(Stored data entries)
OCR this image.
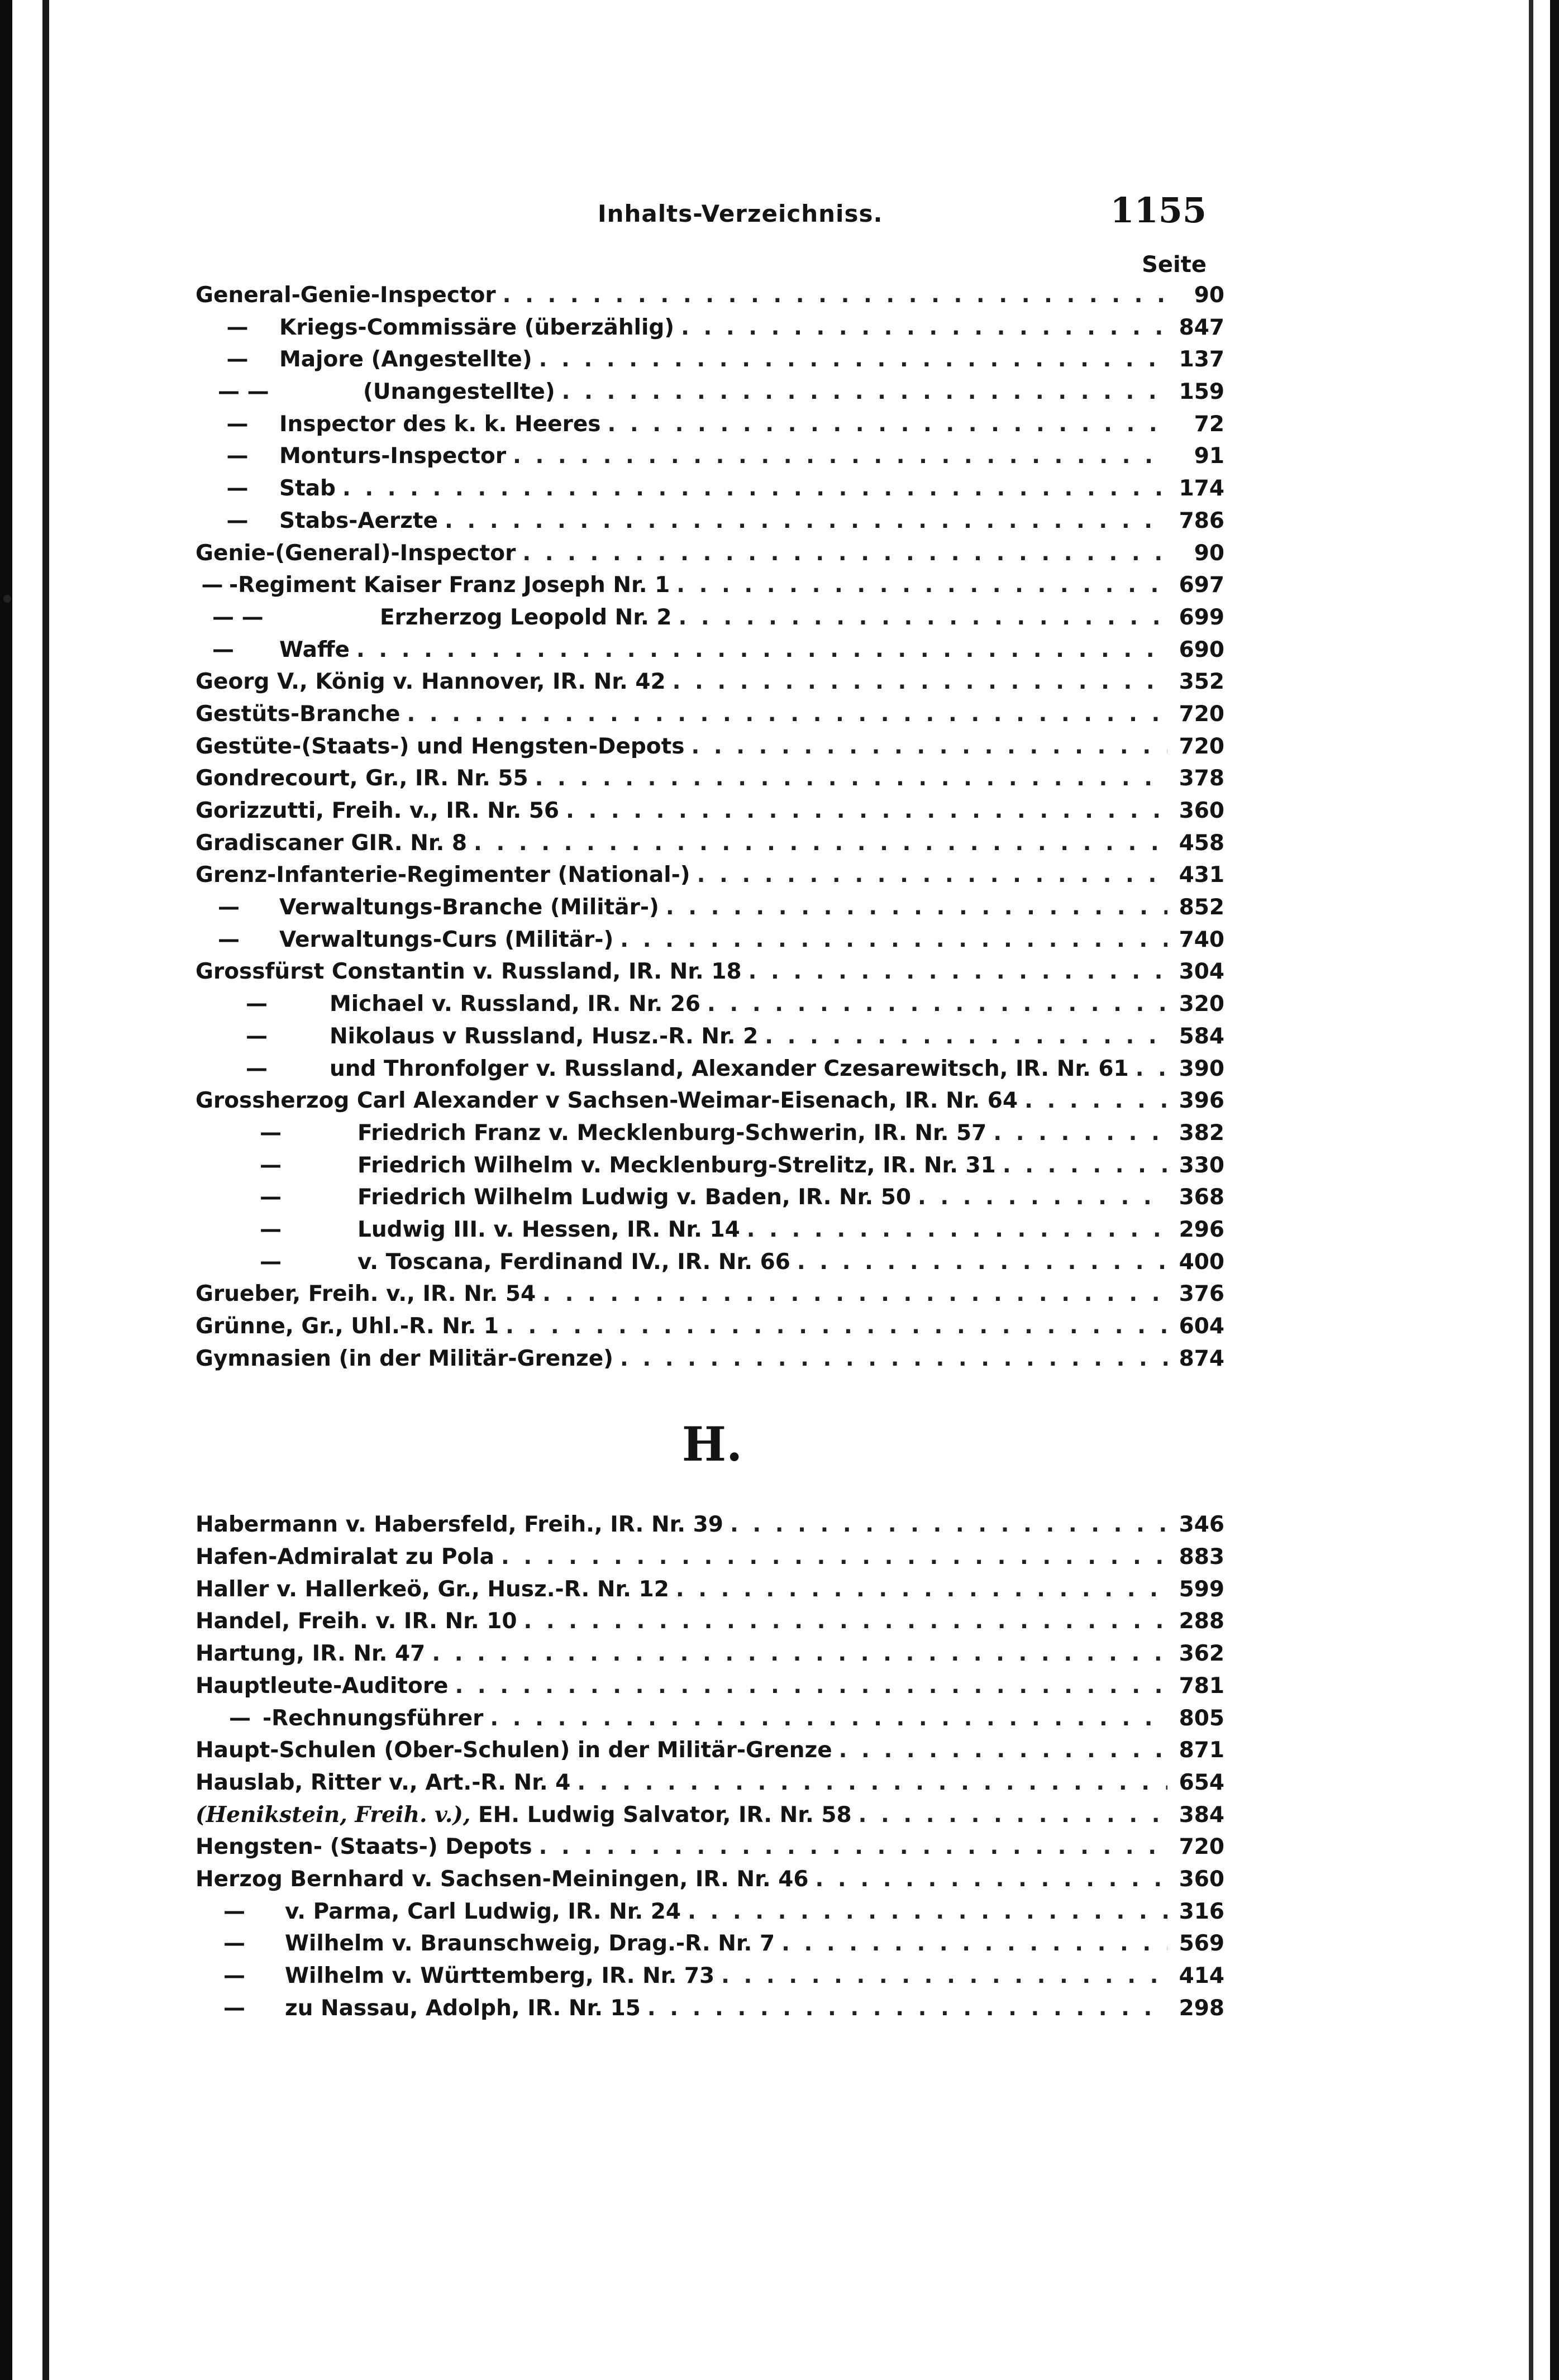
Inhalts-Verzeichniss.	1155
Seite
General-Genie-Inspector . . .	90
—	Kriegs-Commissäre (überzählig) . . .	847
—	Majore (Angestellte) . . .	137
— —	(Unangestellte) . . .	159
—	Inspector des k. k. Heeres . . .	72
—	Monturs-Inspector . . .	91
—	Stab . . .	174
—	Stabs-Aerzte . . .	786
Genie-(General)-Inspector . . .	90
— -Regiment Kaiser Franz Joseph Nr. 1 . . .	697
— —	Erzherzog Leopold Nr. 2 . . .	699
—	Waffe . . .	690
Georg V., König v. Hannover, IR. Nr. 42 . . .	352
Gestüts-Branche . . .	720
Gestüte-(Staats-) und Hengsten-Depots . . .	720
Gondrecourt, Gr., IR. Nr. 55 . . .	378
Gorizzutti, Freih. v., IR. Nr. 56 . . .	360
Gradiscaner GIR. Nr. 8 . . .	458
Grenz-Infanterie-Regimenter (National-) . . .	431
—	Verwaltungs-Branche (Militär-) . . .	852
—	Verwaltungs-Curs (Militär-) . . .	740
Grossfürst Constantin v. Russland, IR. Nr. 18 . . .	304
—	Michael v. Russland, IR. Nr. 26 . . .	320
—	Nikolaus v Russland, Husz.-R. Nr. 2 . . .	584
—	und Thronfolger v. Russland, Alexander Czesarewitsch, IR. Nr. 61 . . . 390
Grossherzog Carl Alexander v Sachsen-Weimar-Eisenach, IR. Nr. 64 . . .	396
—	Friedrich Franz v. Mecklenburg-Schwerin, IR. Nr. 57 . . .	382
—	Friedrich Wilhelm v. Mecklenburg-Strelitz, IR. Nr. 31 . . .	330
—	Friedrich Wilhelm Ludwig v. Baden, IR. Nr. 50 . . .	368
—	Ludwig III. v. Hessen, IR. Nr. 14 . . .	296
—	v. Toscana, Ferdinand IV., IR. Nr. 66 . . .	400
Grueber, Freih. v., IR. Nr. 54 . . .	376
Grünne, Gr., Uhl.-R. Nr. 1 . . .	604
Gymnasien (in der Militär-Grenze) . . .	874
H.
Habermann v. Habersfeld, Freih., IR. Nr. 39 . . .	346
Hafen-Admiralat zu Pola . . .	883
Haller v. Hallerkeö, Gr., Husz.-R. Nr. 12 . . .	599
Handel, Freih. v. IR. Nr. 10 . . .	288
Hartung, IR. Nr. 47 . . .	362
Hauptleute-Auditore . . .	781
— -Rechnungsführer . . .	805
Haupt-Schulen (Ober-Schulen) in der Militär-Grenze . . .	871
Hauslab, Ritter v., Art.-R. Nr. 4 . . .	654
(Henikstein, Freih. v.), EH. Ludwig Salvator, IR. Nr. 58 . . .	384
Hengsten- (Staats-) Depots . . .	720
Herzog Bernhard v. Sachsen-Meiningen, IR. Nr. 46 . . .	360
—	v. Parma, Carl Ludwig, IR. Nr. 24 . . .	316
—	Wilhelm v. Braunschweig, Drag.-R. Nr. 7 . . .	569
—	Wilhelm v. Württemberg, IR. Nr. 73 . . .	414
—	zu Nassau, Adolph, IR. Nr. 15 . . .	298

◆ **SET EXERCISE**
Quote the data exactly, leaving every image out of the copy.

◆ **RESPONSE**
OCR this image.
Inhalts-Verzeichniss.	1155
Seite
General-Genie-Inspector . . .	90
—	Kriegs-Commissäre (überzählig) . . .	847
—	Majore (Angestellte) . . .	137
— —	(Unangestellte) . . .	159
—	Inspector des k. k. Heeres . . .	72
—	Monturs-Inspector . . .	91
—	Stab . . .	174
—	Stabs-Aerzte . . .	786
Genie-(General)-Inspector . . .	90
— -Regiment Kaiser Franz Joseph Nr. 1 . . .	697
— —	Erzherzog Leopold Nr. 2 . . .	699
—	Waffe . . .	690
Georg V., König v. Hannover, IR. Nr. 42 . . .	352
Gestüts-Branche . . .	720
Gestüte-(Staats-) und Hengsten-Depots . . .	720
Gondrecourt, Gr., IR. Nr. 55 . . .	378
Gorizzutti, Freih. v., IR. Nr. 56 . . .	360
Gradiscaner GIR. Nr. 8 . . .	458
Grenz-Infanterie-Regimenter (National-) . . .	431
—	Verwaltungs-Branche (Militär-) . . .	852
—	Verwaltungs-Curs (Militär-) . . .	740
Grossfürst Constantin v. Russland, IR. Nr. 18 . . .	304
—	Michael v. Russland, IR. Nr. 26 . . .	320
—	Nikolaus v Russland, Husz.-R. Nr. 2 . . .	584
—	und Thronfolger v. Russland, Alexander Czesarewitsch, IR. Nr. 61 . . . 390
Grossherzog Carl Alexander v Sachsen-Weimar-Eisenach, IR. Nr. 64 . . .	396
—	Friedrich Franz v. Mecklenburg-Schwerin, IR. Nr. 57 . . .	382
—	Friedrich Wilhelm v. Mecklenburg-Strelitz, IR. Nr. 31 . . .	330
—	Friedrich Wilhelm Ludwig v. Baden, IR. Nr. 50 . . .	368
—	Ludwig III. v. Hessen, IR. Nr. 14 . . .	296
—	v. Toscana, Ferdinand IV., IR. Nr. 66 . . .	400
Grueber, Freih. v., IR. Nr. 54 . . .	376
Grünne, Gr., Uhl.-R. Nr. 1 . . .	604
Gymnasien (in der Militär-Grenze) . . .	874
H.
Habermann v. Habersfeld, Freih., IR. Nr. 39 . . .	346
Hafen-Admiralat zu Pola . . .	883
Haller v. Hallerkeö, Gr., Husz.-R. Nr. 12 . . .	599
Handel, Freih. v. IR. Nr. 10 . . .	288
Hartung, IR. Nr. 47 . . .	362
Hauptleute-Auditore . . .	781
— -Rechnungsführer . . .	805
Haupt-Schulen (Ober-Schulen) in der Militär-Grenze . . .	871
Hauslab, Ritter v., Art.-R. Nr. 4 . . .	654
(Henikstein, Freih. v.), EH. Ludwig Salvator, IR. Nr. 58 . . .	384
Hengsten- (Staats-) Depots . . .	720
Herzog Bernhard v. Sachsen-Meiningen, IR. Nr. 46 . . .	360
—	v. Parma, Carl Ludwig, IR. Nr. 24 . . .	316
—	Wilhelm v. Braunschweig, Drag.-R. Nr. 7 . . .	569
—	Wilhelm v. Württemberg, IR. Nr. 73 . . .	414
—	zu Nassau, Adolph, IR. Nr. 15 . . .	298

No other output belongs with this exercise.